Rewrite the passage on judicial standing from "Last time, I" to "of that term.", substituting "litigants" for "plaintiffs".

[BEGIN Source document]

Last time, I set out the question of judicial standing and the abrupt switch by the Supreme Court in 1970 to the requirement that plaintiffs show an “injury in fact” to obtain standing. Here I want to look at the historical development of that term.
The earliest use of the phrase “injury in fact” in US courts is in Hepburn and Dundas v. Auld, an 1809 Supreme Court case about contracts. “Specific performance” of a contract means that you can compel the other party to do exactly what the contract says (as opposed to, for example, doing something else of equivalent value). Hepburn and Dundas (H&D) contracted with Graham for the sale of some 6,000 acres of land for $18,000, payable in installments with interest. H&D also owed Dunlop & Co. a large sum of money, and agreed with Auld (Dunlop’s agent) to transfer the contract to Auld, including the rights to enforce it, “towards the discharge” of this debt (271).
Casemine.com offers the following helpful summary of what happened:
“Hepburn and Dundas entered into an agreement with Colin Auld, wherein they bound themselves to assign a land contract to Auld in lieu of paying a debt. When they failed to execute this assignment on the stipulated date, they sought specific performance from the court to compel Auld to accept the assignment and release them from all claims by Dunlop Co. The Supreme Court, through the majority opinion delivered by Chief Justice Marshall, ruled against Hepburn and Dundas. The Court found that despite subsequent efforts to cure title defects, the initial omissions rendered the contract unsuitable for specific performance. The bill for specific performance was dismissed, upholding the decision that fundamental contractual and title requirements must be met unequivocally”

[END Source document]
[BEGIN Entries shown]

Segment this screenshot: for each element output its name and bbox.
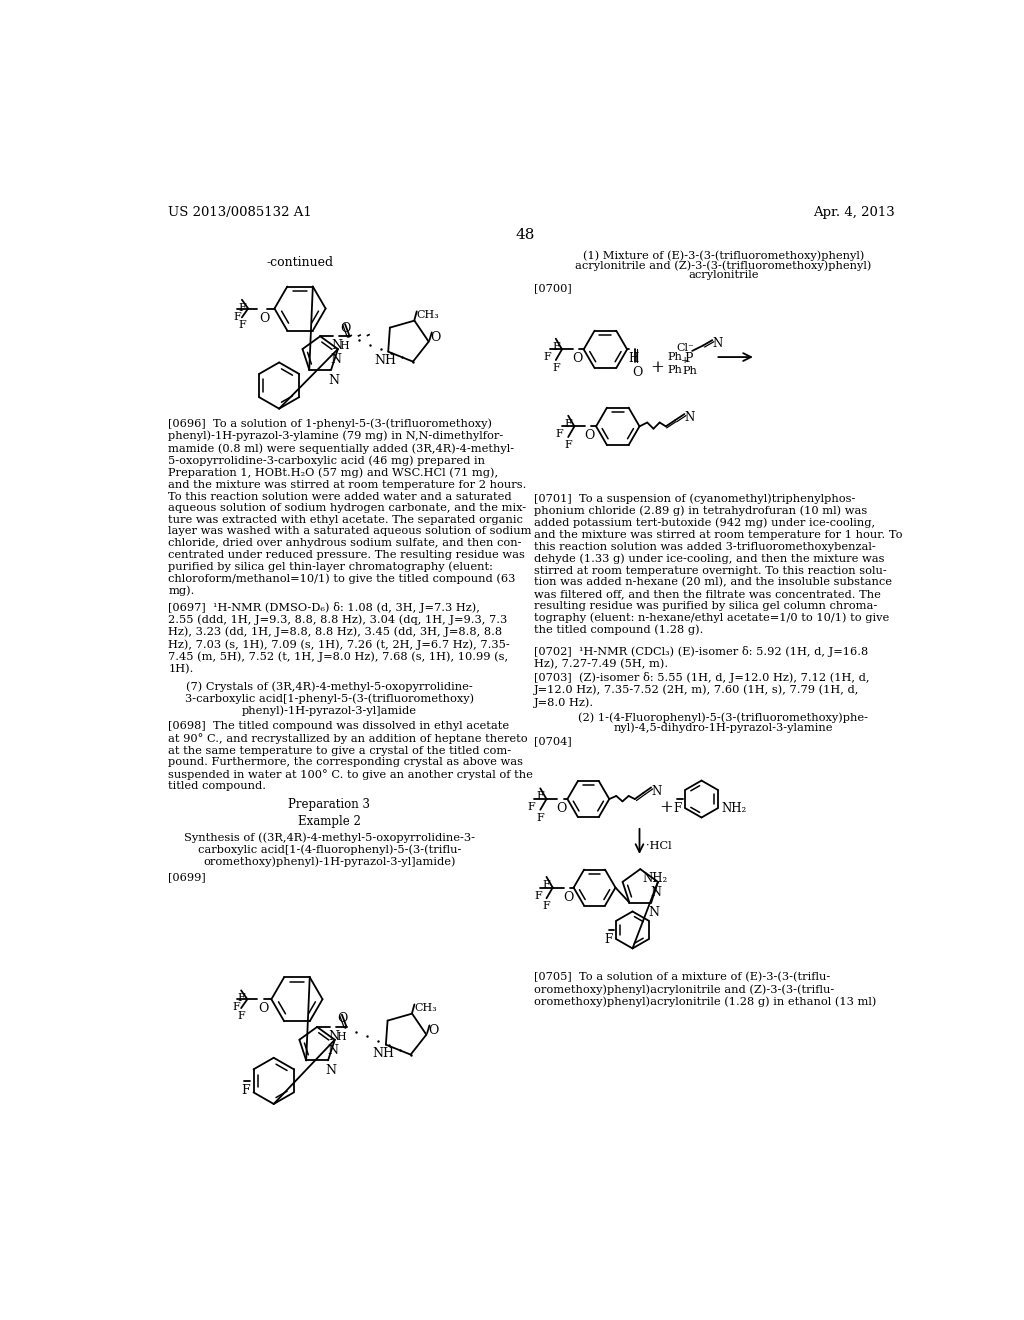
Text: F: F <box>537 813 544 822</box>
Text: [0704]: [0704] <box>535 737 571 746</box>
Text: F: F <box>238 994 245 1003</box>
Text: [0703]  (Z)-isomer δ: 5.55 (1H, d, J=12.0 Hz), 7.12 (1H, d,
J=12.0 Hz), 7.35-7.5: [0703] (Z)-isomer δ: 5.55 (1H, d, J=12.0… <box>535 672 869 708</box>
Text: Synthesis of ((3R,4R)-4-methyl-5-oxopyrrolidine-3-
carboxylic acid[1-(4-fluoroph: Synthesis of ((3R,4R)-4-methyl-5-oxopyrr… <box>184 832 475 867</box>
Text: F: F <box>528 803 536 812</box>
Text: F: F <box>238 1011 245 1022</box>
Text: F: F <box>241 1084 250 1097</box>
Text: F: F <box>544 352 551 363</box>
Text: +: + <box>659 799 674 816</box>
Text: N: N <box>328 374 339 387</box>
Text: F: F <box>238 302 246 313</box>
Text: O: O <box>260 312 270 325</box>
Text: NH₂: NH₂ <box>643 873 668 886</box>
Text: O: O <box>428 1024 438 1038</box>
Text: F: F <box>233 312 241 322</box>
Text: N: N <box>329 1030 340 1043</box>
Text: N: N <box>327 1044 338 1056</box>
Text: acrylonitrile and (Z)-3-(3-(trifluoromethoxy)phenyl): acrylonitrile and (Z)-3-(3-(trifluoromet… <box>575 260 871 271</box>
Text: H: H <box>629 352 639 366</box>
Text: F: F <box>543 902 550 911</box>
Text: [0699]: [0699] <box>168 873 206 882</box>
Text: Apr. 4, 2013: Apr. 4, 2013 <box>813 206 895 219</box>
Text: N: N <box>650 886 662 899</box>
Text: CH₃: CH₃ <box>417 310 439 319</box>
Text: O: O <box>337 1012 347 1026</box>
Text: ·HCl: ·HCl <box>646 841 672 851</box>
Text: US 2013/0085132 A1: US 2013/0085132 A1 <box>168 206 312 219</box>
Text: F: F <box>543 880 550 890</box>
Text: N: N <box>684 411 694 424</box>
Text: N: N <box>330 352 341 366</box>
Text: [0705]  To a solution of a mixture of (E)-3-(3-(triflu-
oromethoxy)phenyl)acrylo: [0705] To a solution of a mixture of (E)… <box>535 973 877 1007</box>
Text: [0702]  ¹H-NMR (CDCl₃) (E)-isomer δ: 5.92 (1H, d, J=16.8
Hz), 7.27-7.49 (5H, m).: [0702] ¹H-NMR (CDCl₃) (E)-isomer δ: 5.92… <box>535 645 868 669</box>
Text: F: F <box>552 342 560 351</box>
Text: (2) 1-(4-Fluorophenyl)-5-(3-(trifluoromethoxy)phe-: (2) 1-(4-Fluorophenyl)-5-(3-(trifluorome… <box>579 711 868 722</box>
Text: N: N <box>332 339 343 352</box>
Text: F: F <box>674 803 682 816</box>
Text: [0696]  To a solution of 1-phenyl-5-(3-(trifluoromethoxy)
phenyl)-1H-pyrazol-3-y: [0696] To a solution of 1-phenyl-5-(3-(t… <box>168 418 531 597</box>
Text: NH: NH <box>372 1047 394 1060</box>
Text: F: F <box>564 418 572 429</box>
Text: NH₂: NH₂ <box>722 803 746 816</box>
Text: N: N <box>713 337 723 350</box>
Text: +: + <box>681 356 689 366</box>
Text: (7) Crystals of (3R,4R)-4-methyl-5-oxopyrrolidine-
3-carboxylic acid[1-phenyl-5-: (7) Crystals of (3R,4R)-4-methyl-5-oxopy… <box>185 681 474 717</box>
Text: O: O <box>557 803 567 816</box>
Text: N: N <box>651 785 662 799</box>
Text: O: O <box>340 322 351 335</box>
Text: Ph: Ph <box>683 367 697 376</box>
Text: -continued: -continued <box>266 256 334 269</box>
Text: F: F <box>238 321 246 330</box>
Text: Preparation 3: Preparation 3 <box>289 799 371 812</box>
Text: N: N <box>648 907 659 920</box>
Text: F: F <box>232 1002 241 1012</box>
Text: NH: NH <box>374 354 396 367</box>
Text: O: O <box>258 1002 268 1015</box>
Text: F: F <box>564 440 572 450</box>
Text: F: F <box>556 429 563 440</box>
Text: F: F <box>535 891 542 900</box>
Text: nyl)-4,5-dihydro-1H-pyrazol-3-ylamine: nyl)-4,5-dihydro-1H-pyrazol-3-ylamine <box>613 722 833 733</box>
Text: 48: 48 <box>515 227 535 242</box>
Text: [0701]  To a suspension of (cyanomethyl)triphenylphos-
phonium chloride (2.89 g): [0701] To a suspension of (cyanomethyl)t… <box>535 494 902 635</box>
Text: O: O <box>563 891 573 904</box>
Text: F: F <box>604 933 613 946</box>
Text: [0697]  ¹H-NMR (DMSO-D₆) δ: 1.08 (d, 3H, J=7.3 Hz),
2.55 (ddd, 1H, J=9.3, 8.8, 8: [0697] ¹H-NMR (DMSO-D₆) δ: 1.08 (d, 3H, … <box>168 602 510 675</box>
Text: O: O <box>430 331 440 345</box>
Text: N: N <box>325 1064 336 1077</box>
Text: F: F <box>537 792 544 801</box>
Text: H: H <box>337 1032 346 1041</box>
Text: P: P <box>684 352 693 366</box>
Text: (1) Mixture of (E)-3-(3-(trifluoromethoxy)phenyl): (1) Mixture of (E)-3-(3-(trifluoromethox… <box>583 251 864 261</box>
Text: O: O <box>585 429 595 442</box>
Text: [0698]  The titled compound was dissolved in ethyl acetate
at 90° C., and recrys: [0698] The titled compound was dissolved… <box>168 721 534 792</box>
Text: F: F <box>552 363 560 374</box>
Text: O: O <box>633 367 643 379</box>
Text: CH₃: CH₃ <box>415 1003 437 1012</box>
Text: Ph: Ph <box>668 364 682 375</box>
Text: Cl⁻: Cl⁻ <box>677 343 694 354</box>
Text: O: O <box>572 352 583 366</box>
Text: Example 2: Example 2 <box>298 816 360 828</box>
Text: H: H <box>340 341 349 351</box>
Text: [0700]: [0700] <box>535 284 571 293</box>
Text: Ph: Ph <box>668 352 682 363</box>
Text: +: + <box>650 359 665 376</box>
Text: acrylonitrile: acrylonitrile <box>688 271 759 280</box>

[END Entries shown]

== In response ==
Last time, I set out the question of judicial standing and the abrupt switch by the Supreme Court in 1970 to the requirement that litigants show an “injury in fact” to obtain standing. Here I want to look at the historical development of that term.